↓↓↓
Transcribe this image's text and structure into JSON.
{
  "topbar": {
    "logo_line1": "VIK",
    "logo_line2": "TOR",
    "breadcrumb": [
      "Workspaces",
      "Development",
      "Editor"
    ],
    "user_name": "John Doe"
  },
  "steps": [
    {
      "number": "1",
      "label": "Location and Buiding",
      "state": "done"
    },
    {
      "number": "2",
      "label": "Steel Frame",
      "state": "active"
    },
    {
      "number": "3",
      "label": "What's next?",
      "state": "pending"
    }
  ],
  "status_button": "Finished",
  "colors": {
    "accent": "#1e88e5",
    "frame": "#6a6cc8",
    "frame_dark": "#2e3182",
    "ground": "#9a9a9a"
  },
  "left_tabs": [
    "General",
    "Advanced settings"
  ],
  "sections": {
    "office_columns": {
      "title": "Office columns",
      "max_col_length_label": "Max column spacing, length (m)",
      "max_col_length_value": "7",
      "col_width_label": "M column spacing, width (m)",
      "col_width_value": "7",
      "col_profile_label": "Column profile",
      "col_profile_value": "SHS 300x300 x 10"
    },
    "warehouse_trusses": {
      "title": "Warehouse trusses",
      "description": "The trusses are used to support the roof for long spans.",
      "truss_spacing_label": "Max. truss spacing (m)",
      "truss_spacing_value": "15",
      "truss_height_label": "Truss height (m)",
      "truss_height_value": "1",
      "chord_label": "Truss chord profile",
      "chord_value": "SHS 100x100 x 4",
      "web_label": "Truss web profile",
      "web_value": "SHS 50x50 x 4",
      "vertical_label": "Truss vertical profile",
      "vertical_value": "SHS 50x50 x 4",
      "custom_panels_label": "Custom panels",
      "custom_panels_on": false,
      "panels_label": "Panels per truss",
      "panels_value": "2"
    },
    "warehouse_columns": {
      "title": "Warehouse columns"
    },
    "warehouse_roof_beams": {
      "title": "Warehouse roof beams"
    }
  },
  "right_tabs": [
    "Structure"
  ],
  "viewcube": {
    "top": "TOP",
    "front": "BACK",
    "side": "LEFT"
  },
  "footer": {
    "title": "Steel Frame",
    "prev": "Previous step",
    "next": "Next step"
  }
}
↑↑↑
### Exercise details
Write every entry out again exactly.

### Output below
Transcribe this image's text and structure into JSON.
{
  "topbar": {
    "logo_line1": "VIK",
    "logo_line2": "TOR",
    "breadcrumb": [
      "Workspaces",
      "Development",
      "Editor"
    ],
    "user_name": "John Doe"
  },
  "steps": [
    {
      "number": "1",
      "label": "Location and Buiding",
      "state": "done"
    },
    {
      "number": "2",
      "label": "Steel Frame",
      "state": "active"
    },
    {
      "number": "3",
      "label": "What's next?",
      "state": "pending"
    }
  ],
  "status_button": "Finished",
  "colors": {
    "accent": "#1e88e5",
    "frame": "#6a6cc8",
    "frame_dark": "#2e3182",
    "ground": "#9a9a9a"
  },
  "left_tabs": [
    "General",
    "Advanced settings"
  ],
  "sections": {
    "office_columns": {
      "title": "Office columns",
      "max_col_length_label": "Max column spacing, length (m)",
      "max_col_length_value": "7",
      "col_width_label": "M column spacing, width (m)",
      "col_width_value": "7",
      "col_profile_label": "Column profile",
      "col_profile_value": "SHS 300x300 x 10"
    },
    "warehouse_trusses": {
      "title": "Warehouse trusses",
      "description": "The trusses are used to support the roof for long spans.",
      "truss_spacing_label": "Max. truss spacing (m)",
      "truss_spacing_value": "15",
      "truss_height_label": "Truss height (m)",
      "truss_height_value": "1",
      "chord_label": "Truss chord profile",
      "chord_value": "SHS 100x100 x 4",
      "web_label": "Truss web profile",
      "web_value": "SHS 50x50 x 4",
      "vertical_label": "Truss vertical profile",
      "vertical_value": "SHS 50x50 x 4",
      "custom_panels_label": "Custom panels",
      "custom_panels_on": false,
      "panels_label": "Panels per truss",
      "panels_value": "2"
    },
    "warehouse_columns": {
      "title": "Warehouse columns"
    },
    "warehouse_roof_beams": {
      "title": "Warehouse roof beams"
    }
  },
  "right_tabs": [
    "Structure"
  ],
  "viewcube": {
    "top": "TOP",
    "front": "BACK",
    "side": "LEFT"
  },
  "footer": {
    "title": "Steel Frame",
    "prev": "Previous step",
    "next": "Next step"
  }
}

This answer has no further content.